Start

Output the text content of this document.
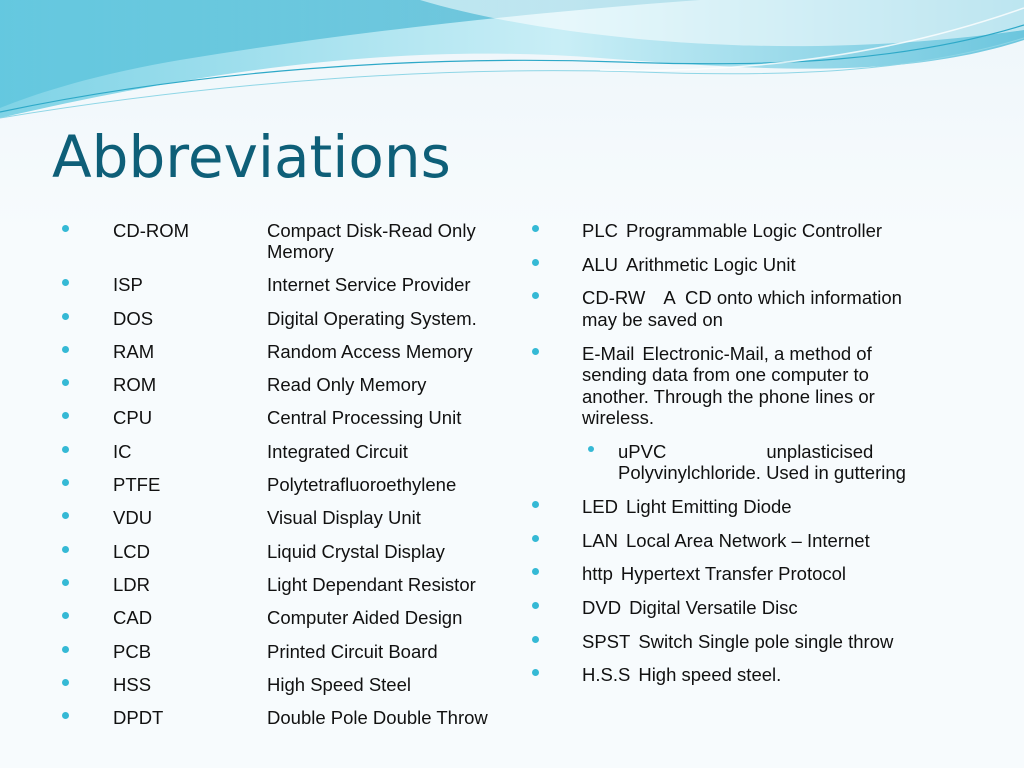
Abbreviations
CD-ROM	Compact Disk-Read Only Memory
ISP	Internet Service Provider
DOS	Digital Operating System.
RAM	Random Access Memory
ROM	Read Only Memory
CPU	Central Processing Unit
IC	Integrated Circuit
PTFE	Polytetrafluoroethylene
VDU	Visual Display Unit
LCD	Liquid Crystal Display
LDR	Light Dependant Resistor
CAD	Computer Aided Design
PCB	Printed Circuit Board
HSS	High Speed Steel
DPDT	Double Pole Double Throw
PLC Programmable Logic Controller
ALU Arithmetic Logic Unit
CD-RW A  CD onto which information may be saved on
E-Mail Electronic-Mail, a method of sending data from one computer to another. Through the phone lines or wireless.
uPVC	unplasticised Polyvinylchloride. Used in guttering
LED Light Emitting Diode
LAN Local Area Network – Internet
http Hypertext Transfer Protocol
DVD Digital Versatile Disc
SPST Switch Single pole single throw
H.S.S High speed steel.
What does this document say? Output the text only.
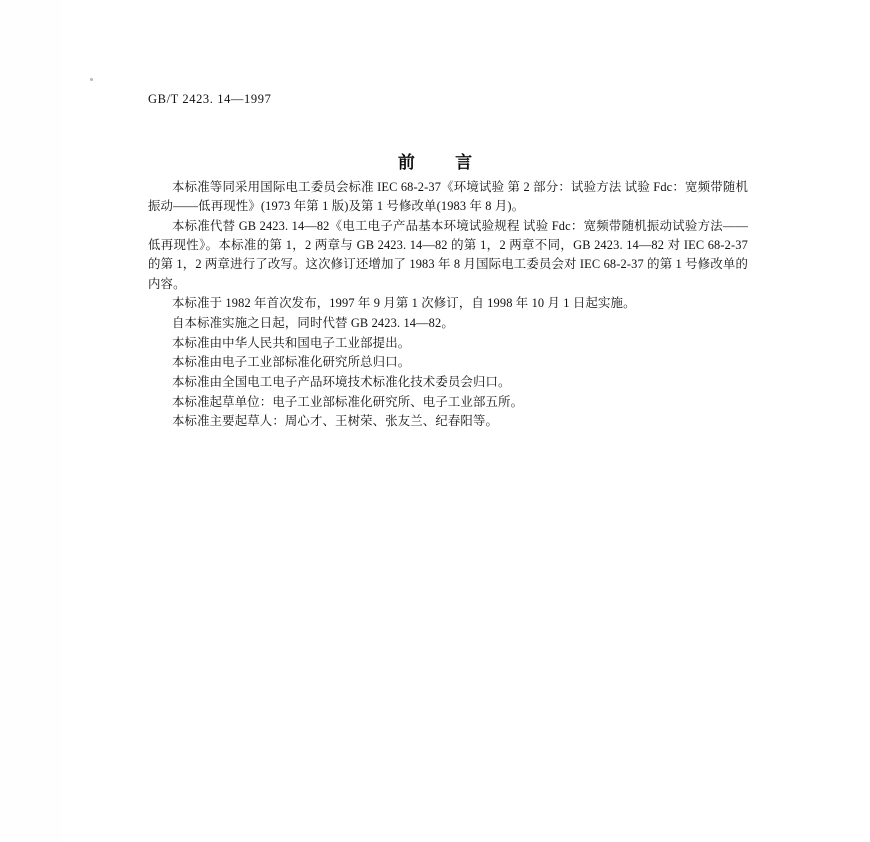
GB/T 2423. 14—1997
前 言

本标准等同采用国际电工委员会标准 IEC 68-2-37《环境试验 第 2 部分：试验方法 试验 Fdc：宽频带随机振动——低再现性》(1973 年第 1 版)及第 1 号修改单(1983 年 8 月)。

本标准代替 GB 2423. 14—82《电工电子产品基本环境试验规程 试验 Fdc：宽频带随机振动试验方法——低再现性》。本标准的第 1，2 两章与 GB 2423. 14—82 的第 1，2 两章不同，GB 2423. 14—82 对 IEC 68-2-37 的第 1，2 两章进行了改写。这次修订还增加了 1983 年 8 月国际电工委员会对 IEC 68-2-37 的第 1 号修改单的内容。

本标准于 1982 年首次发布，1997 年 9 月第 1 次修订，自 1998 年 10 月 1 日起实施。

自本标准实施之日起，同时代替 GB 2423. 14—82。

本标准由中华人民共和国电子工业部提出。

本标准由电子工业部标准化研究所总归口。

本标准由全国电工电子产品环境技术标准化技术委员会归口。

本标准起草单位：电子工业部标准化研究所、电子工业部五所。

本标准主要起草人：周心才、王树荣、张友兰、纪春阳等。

End
Start

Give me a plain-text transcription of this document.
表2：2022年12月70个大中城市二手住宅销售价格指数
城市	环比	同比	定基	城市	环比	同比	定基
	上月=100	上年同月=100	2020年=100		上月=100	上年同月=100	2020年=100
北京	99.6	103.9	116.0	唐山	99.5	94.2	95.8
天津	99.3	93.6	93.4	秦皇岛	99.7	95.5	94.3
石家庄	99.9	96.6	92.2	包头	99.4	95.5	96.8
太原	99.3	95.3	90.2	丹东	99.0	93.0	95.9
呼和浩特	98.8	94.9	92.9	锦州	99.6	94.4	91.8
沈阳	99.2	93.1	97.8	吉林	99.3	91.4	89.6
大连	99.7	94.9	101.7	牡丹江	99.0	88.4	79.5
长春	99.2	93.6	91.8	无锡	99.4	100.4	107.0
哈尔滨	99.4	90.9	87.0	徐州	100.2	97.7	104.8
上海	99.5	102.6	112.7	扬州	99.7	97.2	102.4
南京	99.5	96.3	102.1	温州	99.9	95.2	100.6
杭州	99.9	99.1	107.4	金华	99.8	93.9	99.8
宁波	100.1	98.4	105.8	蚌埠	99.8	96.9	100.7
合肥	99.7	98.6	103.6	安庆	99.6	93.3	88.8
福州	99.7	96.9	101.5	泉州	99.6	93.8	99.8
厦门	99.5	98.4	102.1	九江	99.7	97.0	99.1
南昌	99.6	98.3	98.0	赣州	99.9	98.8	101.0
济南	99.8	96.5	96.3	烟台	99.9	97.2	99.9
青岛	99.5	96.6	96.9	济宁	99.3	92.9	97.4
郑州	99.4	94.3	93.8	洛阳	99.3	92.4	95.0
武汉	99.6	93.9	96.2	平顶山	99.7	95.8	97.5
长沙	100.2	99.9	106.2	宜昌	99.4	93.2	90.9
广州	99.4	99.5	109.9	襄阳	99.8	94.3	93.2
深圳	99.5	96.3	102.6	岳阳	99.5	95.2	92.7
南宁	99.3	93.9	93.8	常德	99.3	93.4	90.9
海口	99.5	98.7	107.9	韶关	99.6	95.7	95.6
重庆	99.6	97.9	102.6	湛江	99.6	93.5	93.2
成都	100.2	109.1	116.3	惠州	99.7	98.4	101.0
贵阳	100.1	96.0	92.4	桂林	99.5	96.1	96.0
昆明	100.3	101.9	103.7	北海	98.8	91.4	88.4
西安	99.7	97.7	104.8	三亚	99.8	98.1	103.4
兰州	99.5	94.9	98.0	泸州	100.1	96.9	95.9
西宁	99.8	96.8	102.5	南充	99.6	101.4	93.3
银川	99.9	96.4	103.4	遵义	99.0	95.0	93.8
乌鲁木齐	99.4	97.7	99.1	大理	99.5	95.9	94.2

End

■ **Task objective**
Check each line of the records above for the string "Internet", and report every line that has it.

■ **Written answer**
ISP	Internet Service Provider
LAN Local Area Network – Internet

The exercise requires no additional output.